## Begin Records provided

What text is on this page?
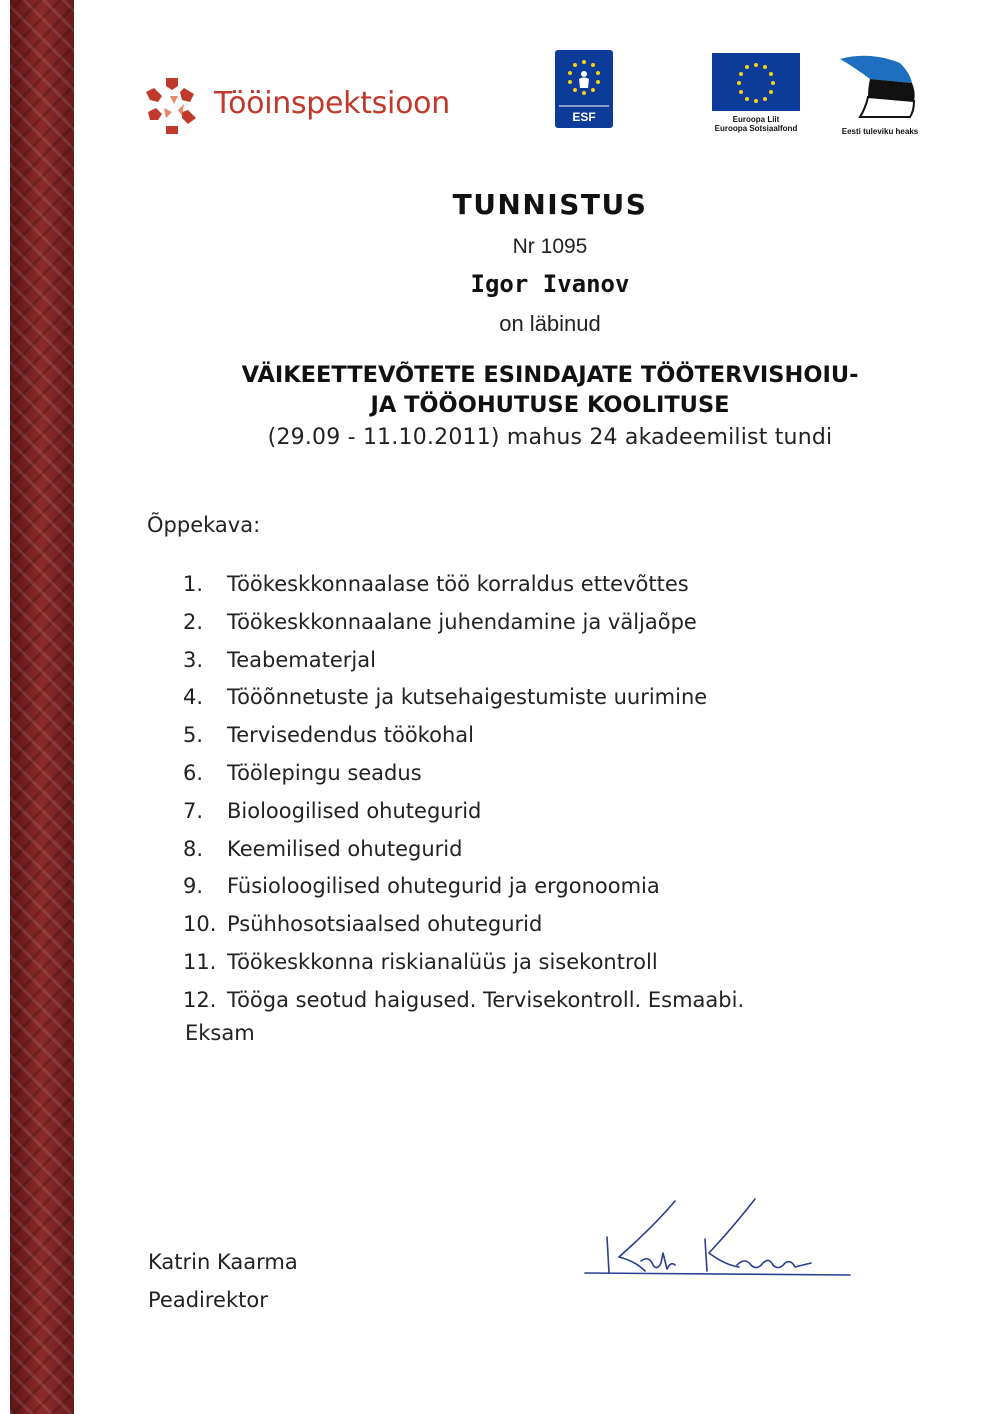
Tööinspektsioon	ESF	Euroopa Liit
Euroopa Sotsiaalfond	Eesti tuleviku heaks
TUNNISTUS
Nr 1095
Igor Ivanov
on läbinud
VÄIKEETTEVÕTETE ESINDAJATE TÖÖTERVISHOIU-
JA TÖÖOHUTUSE KOOLITUSE
(29.09 - 11.10.2011) mahus 24 akadeemilist tundi
Õppekava:
1. Töökeskkonnaalase töö korraldus ettevõttes
2. Töökeskkonnaalane juhendamine ja väljaõpe
3. Teabematerjal
4. Tööõnnetuste ja kutsehaigestumiste uurimine
5. Tervisedendus töökohal
6. Töölepingu seadus
7. Bioloogilised ohutegurid
8. Keemilised ohutegurid
9. Füsioloogilised ohutegurid ja ergonoomia
10. Psühhosotsiaalsed ohutegurid
11. Töökeskkonna riskianalüüs ja sisekontroll
12. Tööga seotud haigused. Tervisekontroll. Esmaabi.
Eksam
Katrin Kaarma
Peadirektor
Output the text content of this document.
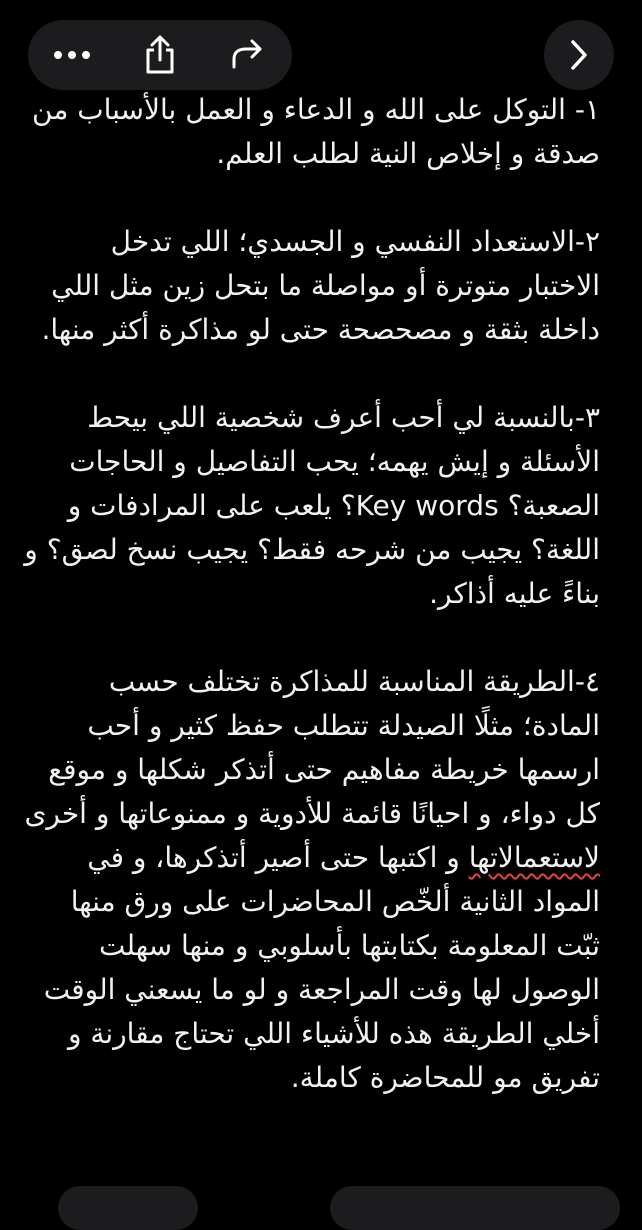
١- التوكل على الله و الدعاء و العمل بالأسباب من صدقة و إخلاص النية لطلب العلم.

٢-الاستعداد النفسي و الجسدي؛ اللي تدخل الاختبار متوترة أو مواصلة ما بتحل زين مثل اللي داخلة بثقة و مصحصحة حتى لو مذاكرة أكثر منها.

٣-بالنسبة لي أحب أعرف شخصية اللي بيحط الأسئلة و إيش يهمه؛ يحب التفاصيل و الحاجات الصعبة؟ Key words؟ يلعب على المرادفات و اللغة؟ يجيب من شرحه فقط؟ يجيب نسخ لصق؟ و بناءً عليه أذاكر.

٤-الطريقة المناسبة للمذاكرة تختلف حسب المادة؛ مثلًا الصيدلة تتطلب حفظ كثير و أحب ارسمها خريطة مفاهيم حتى أتذكر شكلها و موقع كل دواء، و احيانًا قائمة للأدوية و ممنوعاتها و أخرى لاستعمالاتها و اكتبها حتى أصير أتذكرها، و في المواد الثانية ألخّص المحاضرات على ورق منها ثبّت المعلومة بكتابتها بأسلوبي و منها سهلت الوصول لها وقت المراجعة و لو ما يسعني الوقت أخلي الطريقة هذه للأشياء اللي تحتاج مقارنة و تفريق مو للمحاضرة كاملة.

## End Records provided

Exercise: Pictures appear in the records above. Output everything except them, exactly.

Response for this exercise:
What text is on this page?
Tööinspektsioon	ESF	Euroopa Liit
Euroopa Sotsiaalfond	Eesti tuleviku heaks
TUNNISTUS
Nr 1095
Igor Ivanov
on läbinud
VÄIKEETTEVÕTETE ESINDAJATE TÖÖTERVISHOIU-
JA TÖÖOHUTUSE KOOLITUSE
(29.09 - 11.10.2011) mahus 24 akadeemilist tundi
Õppekava:
1. Töökeskkonnaalase töö korraldus ettevõttes
2. Töökeskkonnaalane juhendamine ja väljaõpe
3. Teabematerjal
4. Tööõnnetuste ja kutsehaigestumiste uurimine
5. Tervisedendus töökohal
6. Töölepingu seadus
7. Bioloogilised ohutegurid
8. Keemilised ohutegurid
9. Füsioloogilised ohutegurid ja ergonoomia
10. Psühhosotsiaalsed ohutegurid
11. Töökeskkonna riskianalüüs ja sisekontroll
12. Tööga seotud haigused. Tervisekontroll. Esmaabi.
Eksam
Katrin Kaarma
Peadirektor
Output the text content of this document.
١- التوكل على الله و الدعاء و العمل بالأسباب من صدقة و إخلاص النية لطلب العلم.

٢-الاستعداد النفسي و الجسدي؛ اللي تدخل الاختبار متوترة أو مواصلة ما بتحل زين مثل اللي داخلة بثقة و مصحصحة حتى لو مذاكرة أكثر منها.

٣-بالنسبة لي أحب أعرف شخصية اللي بيحط الأسئلة و إيش يهمه؛ يحب التفاصيل و الحاجات الصعبة؟ Key words؟ يلعب على المرادفات و اللغة؟ يجيب من شرحه فقط؟ يجيب نسخ لصق؟ و بناءً عليه أذاكر.

٤-الطريقة المناسبة للمذاكرة تختلف حسب المادة؛ مثلًا الصيدلة تتطلب حفظ كثير و أحب ارسمها خريطة مفاهيم حتى أتذكر شكلها و موقع كل دواء، و احيانًا قائمة للأدوية و ممنوعاتها و أخرى لاستعمالاتها و اكتبها حتى أصير أتذكرها، و في المواد الثانية ألخّص المحاضرات على ورق منها ثبّت المعلومة بكتابتها بأسلوبي و منها سهلت الوصول لها وقت المراجعة و لو ما يسعني الوقت أخلي الطريقة هذه للأشياء اللي تحتاج مقارنة و تفريق مو للمحاضرة كاملة.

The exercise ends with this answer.